Given task =>
Filter the listing and keep only the lines with the word "如图所示".

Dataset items
________

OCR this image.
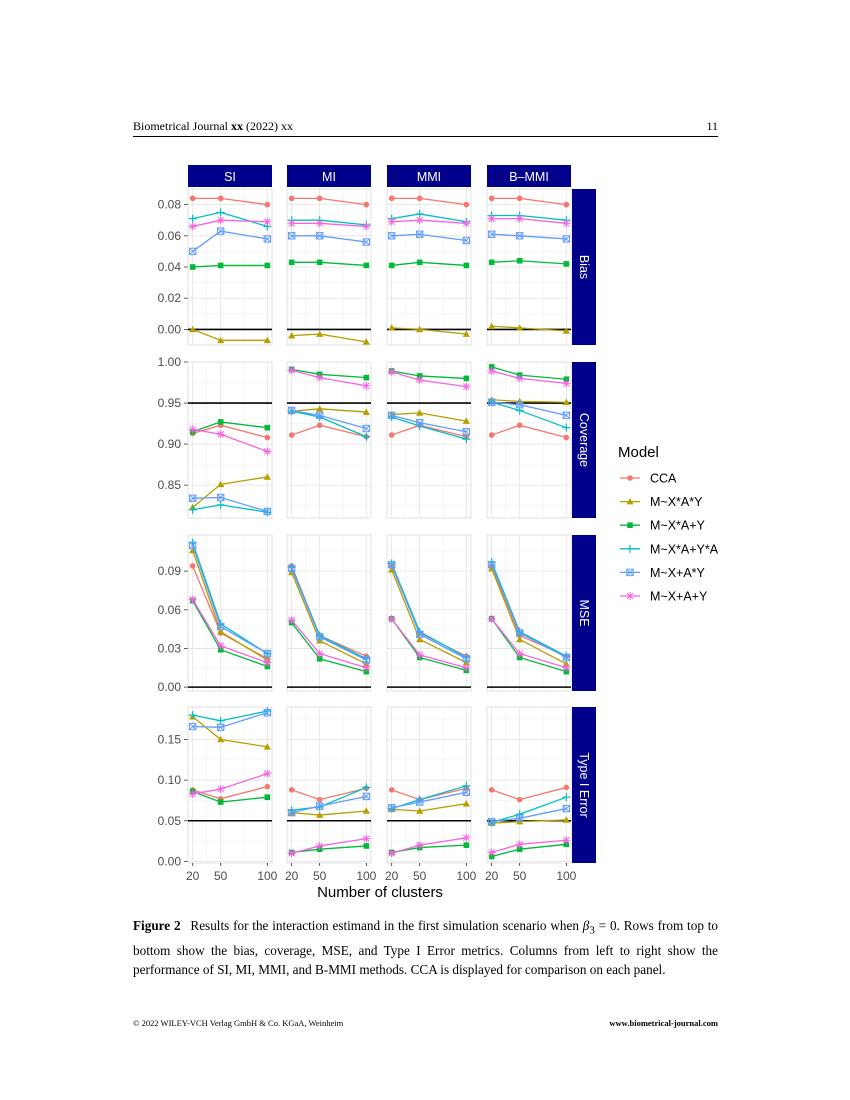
Biometrical Journal xx (2022) xx	11
SI	MI	MMI	B–MMI
Bias
0.00
0.02
0.04
0.06
0.08
Coverage
0.85
0.90
0.95
1.00
MSE
0.00
0.03
0.06
0.09
Type I Error
0.00
0.05
0.10
0.15
20 50 100 20 50 100 20 50 100 20 50 100
Number of clusters
Model
CCA
M~X*A*Y
M~X*A+Y
M~X*A+Y*A
M~X+A*Y
M~X+A+Y
Figure 2 Results for the interaction estimand in the first simulation scenario when $\beta_3 = 0$. Rows from top to bottom show the bias, coverage, MSE, and Type I Error metrics. Columns from left to right show the performance of SI, MI, MMI, and B-MMI methods. CCA is displayed for comparison on each panel.
© 2022 WILEY-VCH Verlag GmbH & Co. KGaA, Weinheim	www.biometrical-journal.com
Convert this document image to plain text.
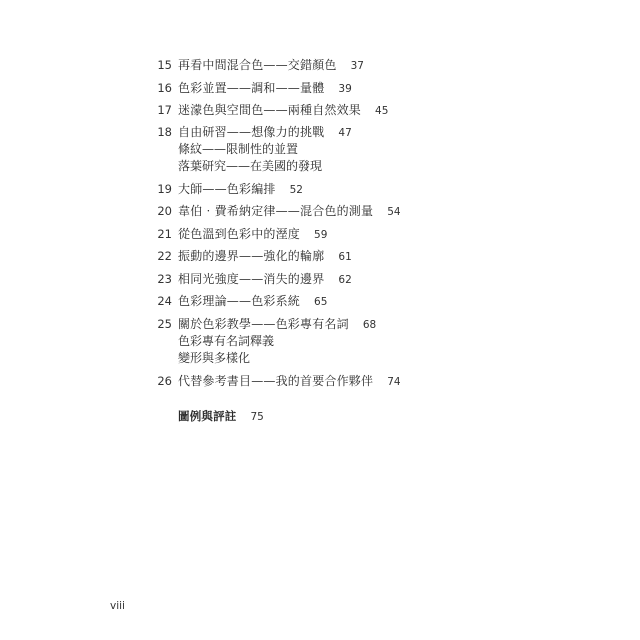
15 再看中間混合色——交錯顏色 37
16 色彩並置——調和——量體 39
17 迷濛色與空間色——兩種自然效果 45
18 自由研習——想像力的挑戰 47
條紋——限制性的並置
落葉研究——在美國的發現
19 大師——色彩編排 52
20 韋伯‧費希納定律——混合色的測量 54
21 從色溫到色彩中的溼度 59
22 振動的邊界——強化的輪廓 61
23 相同光強度——消失的邊界 62
24 色彩理論——色彩系統 65
25 關於色彩教學——色彩專有名詞 68
色彩專有名詞釋義
變形與多樣化
26 代替參考書目——我的首要合作夥伴 74
圖例與評註 75
viii
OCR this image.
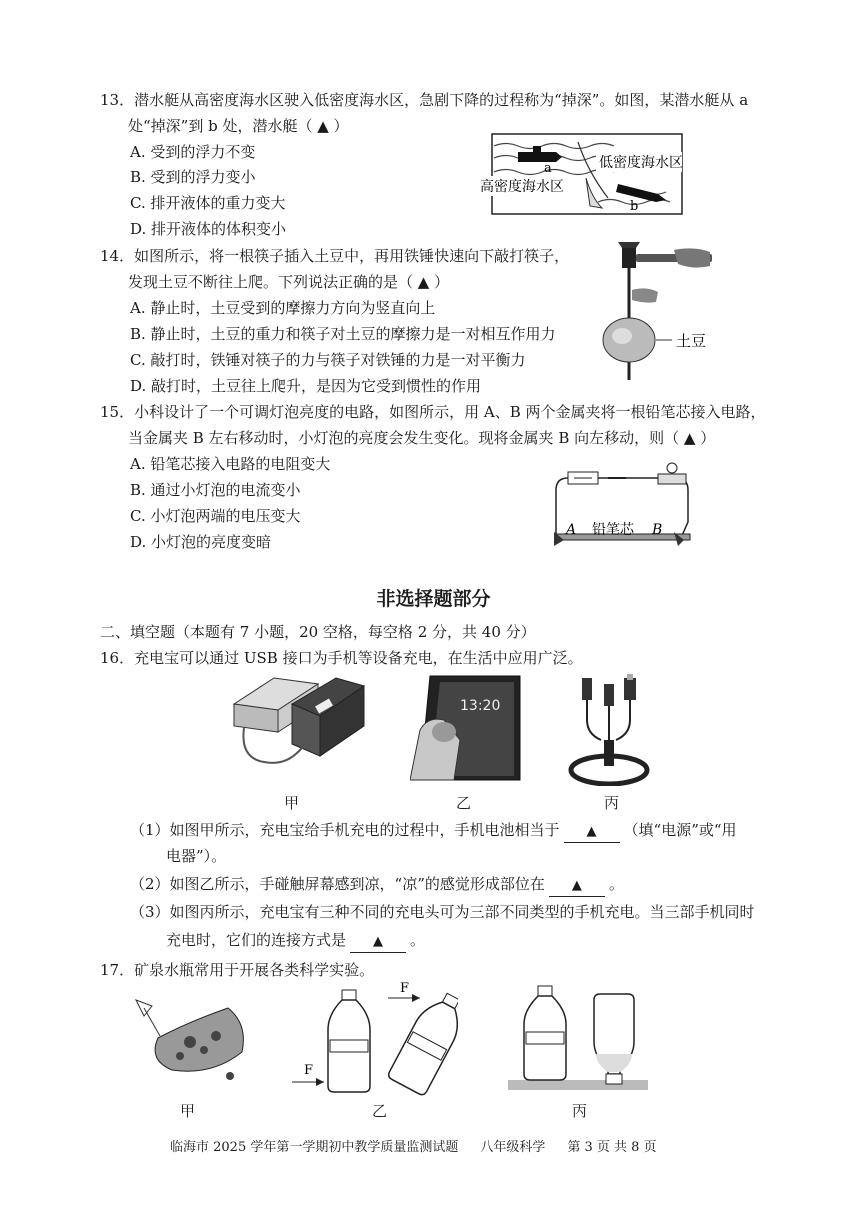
13．潜水艇从高密度海水区驶入低密度海水区，急剧下降的过程称为“掉深”。如图，某潜水艇从 a
处“掉深”到 b 处，潜水艇（ ▲ ）
A. 受到的浮力不变
B. 受到的浮力变小
C. 排开液体的重力变大
D. 排开液体的体积变小
低密度海水区
高密度海水区
a
b
14．如图所示，将一根筷子插入土豆中，再用铁锤快速向下敲打筷子，
发现土豆不断往上爬。下列说法正确的是（ ▲ ）
A. 静止时，土豆受到的摩擦力方向为竖直向上
B. 静止时，土豆的重力和筷子对土豆的摩擦力是一对相互作用力
C. 敲打时，铁锤对筷子的力与筷子对铁锤的力是一对平衡力
D. 敲打时，土豆往上爬升，是因为它受到惯性的作用
土豆
15．小科设计了一个可调灯泡亮度的电路，如图所示，用 A、B 两个金属夹将一根铅笔芯接入电路，
当金属夹 B 左右移动时，小灯泡的亮度会发生变化。现将金属夹 B 向左移动，则（ ▲ ）
A. 铅笔芯接入电路的电阻变大
B. 通过小灯泡的电流变小
C. 小灯泡两端的电压变大
D. 小灯泡的亮度变暗
A 铅笔芯 B
非选择题部分
二、填空题（本题有 7 小题，20 空格，每空格 2 分，共 40 分）
16．充电宝可以通过 USB 接口为手机等设备充电，在生活中应用广泛。
13:20
甲	乙	丙
（1）如图甲所示，充电宝给手机充电的过程中，手机电池相当于 ▲ （填“电源”或“用
电器”）。
（2）如图乙所示，手碰触屏幕感到凉，“凉”的感觉形成部位在 ▲ 。
（3）如图丙所示，充电宝有三种不同的充电头可为三部不同类型的手机充电。当三部手机同时
充电时，它们的连接方式是 ▲ 。
17．矿泉水瓶常用于开展各类科学实验。
甲
F
F
乙	丙
临海市 2025 学年第一学期初中教学质量监测试题 八年级科学 第 3 页 共 8 页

________

Solution =>
14．如图所示，将一根筷子插入土豆中，再用铁锤快速向下敲打筷子，
15．小科设计了一个可调灯泡亮度的电路，如图所示，用 A、B 两个金属夹将一根铅笔芯接入电路，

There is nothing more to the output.